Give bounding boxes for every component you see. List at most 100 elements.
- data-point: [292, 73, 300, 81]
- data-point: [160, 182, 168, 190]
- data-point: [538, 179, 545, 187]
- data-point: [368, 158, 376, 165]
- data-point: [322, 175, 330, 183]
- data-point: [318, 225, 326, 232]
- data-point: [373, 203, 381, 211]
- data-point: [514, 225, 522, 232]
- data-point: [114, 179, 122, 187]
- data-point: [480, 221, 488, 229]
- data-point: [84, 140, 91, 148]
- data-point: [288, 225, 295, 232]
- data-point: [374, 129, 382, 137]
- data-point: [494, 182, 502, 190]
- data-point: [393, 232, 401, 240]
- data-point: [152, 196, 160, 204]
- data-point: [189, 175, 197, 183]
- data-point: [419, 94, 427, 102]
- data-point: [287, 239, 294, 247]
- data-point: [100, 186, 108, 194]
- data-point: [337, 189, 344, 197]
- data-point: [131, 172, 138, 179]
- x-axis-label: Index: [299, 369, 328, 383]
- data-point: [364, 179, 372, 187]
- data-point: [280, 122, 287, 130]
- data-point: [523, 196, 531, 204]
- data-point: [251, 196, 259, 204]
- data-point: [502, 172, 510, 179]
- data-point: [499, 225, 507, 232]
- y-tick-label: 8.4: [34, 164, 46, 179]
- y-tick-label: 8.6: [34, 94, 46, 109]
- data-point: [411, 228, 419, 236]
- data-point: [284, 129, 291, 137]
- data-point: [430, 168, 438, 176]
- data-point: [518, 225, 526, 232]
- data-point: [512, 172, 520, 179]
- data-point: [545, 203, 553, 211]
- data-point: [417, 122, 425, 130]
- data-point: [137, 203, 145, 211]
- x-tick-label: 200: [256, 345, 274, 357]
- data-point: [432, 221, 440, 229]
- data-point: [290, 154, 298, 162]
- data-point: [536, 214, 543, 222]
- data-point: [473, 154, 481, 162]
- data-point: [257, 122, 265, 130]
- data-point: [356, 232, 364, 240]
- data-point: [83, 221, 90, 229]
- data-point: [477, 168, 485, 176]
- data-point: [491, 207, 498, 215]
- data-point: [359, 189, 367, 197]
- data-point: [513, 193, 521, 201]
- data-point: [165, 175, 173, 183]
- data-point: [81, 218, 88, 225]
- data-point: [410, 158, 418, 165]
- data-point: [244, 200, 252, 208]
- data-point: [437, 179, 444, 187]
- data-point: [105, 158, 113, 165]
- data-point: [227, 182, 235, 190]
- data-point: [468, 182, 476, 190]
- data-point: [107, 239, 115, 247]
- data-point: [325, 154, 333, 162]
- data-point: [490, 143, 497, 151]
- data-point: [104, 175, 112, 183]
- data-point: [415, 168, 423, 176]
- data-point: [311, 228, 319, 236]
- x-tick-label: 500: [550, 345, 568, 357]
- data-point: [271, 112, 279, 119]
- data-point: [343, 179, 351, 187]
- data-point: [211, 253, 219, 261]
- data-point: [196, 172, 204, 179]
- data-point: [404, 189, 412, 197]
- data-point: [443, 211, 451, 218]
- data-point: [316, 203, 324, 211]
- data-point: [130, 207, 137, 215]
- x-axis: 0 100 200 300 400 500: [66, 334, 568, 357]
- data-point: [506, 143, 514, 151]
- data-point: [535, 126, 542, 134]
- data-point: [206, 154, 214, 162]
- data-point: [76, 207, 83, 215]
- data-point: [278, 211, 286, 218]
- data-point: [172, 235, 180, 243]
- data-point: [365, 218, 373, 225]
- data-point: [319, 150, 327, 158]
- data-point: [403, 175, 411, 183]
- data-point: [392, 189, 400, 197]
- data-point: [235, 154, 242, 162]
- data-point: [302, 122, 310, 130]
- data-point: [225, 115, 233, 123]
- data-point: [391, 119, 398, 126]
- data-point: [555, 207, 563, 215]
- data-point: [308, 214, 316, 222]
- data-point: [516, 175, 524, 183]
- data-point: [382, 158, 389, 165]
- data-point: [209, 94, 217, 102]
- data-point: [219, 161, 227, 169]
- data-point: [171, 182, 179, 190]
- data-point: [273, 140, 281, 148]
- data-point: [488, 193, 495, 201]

> [Problem statement] Reproduce every line of the records above verbatim, keeping each line in its original order.

> [Exercise answer]
Give bounding boxes for every component you see. List at most 100 elements.
- data-point: [292, 73, 300, 81]
- data-point: [160, 182, 168, 190]
- data-point: [538, 179, 545, 187]
- data-point: [368, 158, 376, 165]
- data-point: [322, 175, 330, 183]
- data-point: [318, 225, 326, 232]
- data-point: [373, 203, 381, 211]
- data-point: [514, 225, 522, 232]
- data-point: [114, 179, 122, 187]
- data-point: [480, 221, 488, 229]
- data-point: [84, 140, 91, 148]
- data-point: [288, 225, 295, 232]
- data-point: [374, 129, 382, 137]
- data-point: [494, 182, 502, 190]
- data-point: [393, 232, 401, 240]
- data-point: [152, 196, 160, 204]
- data-point: [189, 175, 197, 183]
- data-point: [419, 94, 427, 102]
- data-point: [287, 239, 294, 247]
- data-point: [100, 186, 108, 194]
- data-point: [337, 189, 344, 197]
- data-point: [131, 172, 138, 179]
- x-axis-label: Index: [299, 369, 328, 383]
- data-point: [364, 179, 372, 187]
- data-point: [280, 122, 287, 130]
- data-point: [523, 196, 531, 204]
- data-point: [251, 196, 259, 204]
- data-point: [502, 172, 510, 179]
- data-point: [499, 225, 507, 232]
- y-tick-label: 8.4: [34, 164, 46, 179]
- y-tick-label: 8.6: [34, 94, 46, 109]
- data-point: [411, 228, 419, 236]
- data-point: [284, 129, 291, 137]
- data-point: [430, 168, 438, 176]
- data-point: [518, 225, 526, 232]
- data-point: [512, 172, 520, 179]
- data-point: [545, 203, 553, 211]
- data-point: [417, 122, 425, 130]
- data-point: [137, 203, 145, 211]
- x-tick-label: 200: [256, 345, 274, 357]
- data-point: [432, 221, 440, 229]
- data-point: [290, 154, 298, 162]
- data-point: [536, 214, 543, 222]
- data-point: [473, 154, 481, 162]
- data-point: [257, 122, 265, 130]
- data-point: [356, 232, 364, 240]
- data-point: [83, 221, 90, 229]
- data-point: [477, 168, 485, 176]
- data-point: [491, 207, 498, 215]
- data-point: [359, 189, 367, 197]
- data-point: [513, 193, 521, 201]
- data-point: [165, 175, 173, 183]
- data-point: [81, 218, 88, 225]
- data-point: [410, 158, 418, 165]
- data-point: [244, 200, 252, 208]
- data-point: [437, 179, 444, 187]
- data-point: [105, 158, 113, 165]
- data-point: [227, 182, 235, 190]
- data-point: [468, 182, 476, 190]
- data-point: [107, 239, 115, 247]
- data-point: [325, 154, 333, 162]
- data-point: [490, 143, 497, 151]
- data-point: [104, 175, 112, 183]
- data-point: [415, 168, 423, 176]
- data-point: [311, 228, 319, 236]
- x-tick-label: 500: [550, 345, 568, 357]
- data-point: [271, 112, 279, 119]
- data-point: [343, 179, 351, 187]
- data-point: [211, 253, 219, 261]
- data-point: [196, 172, 204, 179]
- data-point: [404, 189, 412, 197]
- data-point: [443, 211, 451, 218]
- data-point: [316, 203, 324, 211]
- data-point: [130, 207, 137, 215]
- x-axis: 0 100 200 300 400 500: [66, 334, 568, 357]
- data-point: [506, 143, 514, 151]
- data-point: [535, 126, 542, 134]
- data-point: [206, 154, 214, 162]
- data-point: [76, 207, 83, 215]
- data-point: [278, 211, 286, 218]
- data-point: [172, 235, 180, 243]
- data-point: [365, 218, 373, 225]
- data-point: [319, 150, 327, 158]
- data-point: [403, 175, 411, 183]
- data-point: [392, 189, 400, 197]
- data-point: [235, 154, 242, 162]
- data-point: [302, 122, 310, 130]
- data-point: [225, 115, 233, 123]
- data-point: [391, 119, 398, 126]
- data-point: [555, 207, 563, 215]
- data-point: [308, 214, 316, 222]
- data-point: [516, 175, 524, 183]
- data-point: [382, 158, 389, 165]
- data-point: [209, 94, 217, 102]
- data-point: [219, 161, 227, 169]
- data-point: [171, 182, 179, 190]
- data-point: [273, 140, 281, 148]
- data-point: [488, 193, 495, 201]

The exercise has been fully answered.